_Instructions for the task_
Images are excluded; otherwise, output every record exactly.

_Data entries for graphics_
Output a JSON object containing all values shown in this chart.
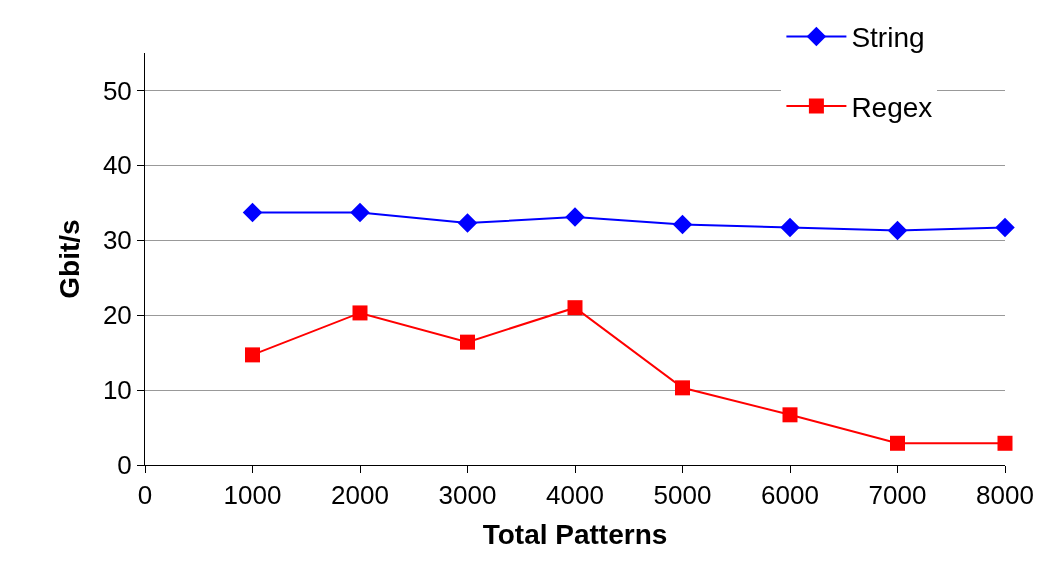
{
  "chart_data": {
    "type": "line",
    "xlabel": "Total Patterns",
    "ylabel": "Gbit/s",
    "x": [
      1000,
      2000,
      3000,
      4000,
      5000,
      6000,
      7000,
      8000
    ],
    "xlim": [
      0,
      8000
    ],
    "xticks": [
      0,
      1000,
      2000,
      3000,
      4000,
      5000,
      6000,
      7000,
      8000
    ],
    "ylim": [
      0,
      55
    ],
    "yticks": [
      0,
      10,
      20,
      30,
      40,
      50
    ],
    "series": [
      {
        "name": "String",
        "color": "#0000ff",
        "marker": "diamond",
        "values": [
          33.7,
          33.7,
          32.3,
          33.1,
          32.1,
          31.7,
          31.3,
          31.7
        ]
      },
      {
        "name": "Regex",
        "color": "#ff0000",
        "marker": "square",
        "values": [
          14.7,
          20.3,
          16.4,
          21.0,
          10.3,
          6.7,
          2.9,
          2.9
        ]
      }
    ],
    "grid": "y",
    "legend": "top right",
    "line_style": "solid"
  }
}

_Full output_
Output a JSON object containing all values shown in this chart.
{
  "chart_data": {
    "type": "line",
    "xlabel": "Total Patterns",
    "ylabel": "Gbit/s",
    "x": [
      1000,
      2000,
      3000,
      4000,
      5000,
      6000,
      7000,
      8000
    ],
    "xlim": [
      0,
      8000
    ],
    "xticks": [
      0,
      1000,
      2000,
      3000,
      4000,
      5000,
      6000,
      7000,
      8000
    ],
    "ylim": [
      0,
      55
    ],
    "yticks": [
      0,
      10,
      20,
      30,
      40,
      50
    ],
    "series": [
      {
        "name": "String",
        "color": "#0000ff",
        "marker": "diamond",
        "values": [
          33.7,
          33.7,
          32.3,
          33.1,
          32.1,
          31.7,
          31.3,
          31.7
        ]
      },
      {
        "name": "Regex",
        "color": "#ff0000",
        "marker": "square",
        "values": [
          14.7,
          20.3,
          16.4,
          21.0,
          10.3,
          6.7,
          2.9,
          2.9
        ]
      }
    ],
    "grid": "y",
    "legend": "top right",
    "line_style": "solid"
  }
}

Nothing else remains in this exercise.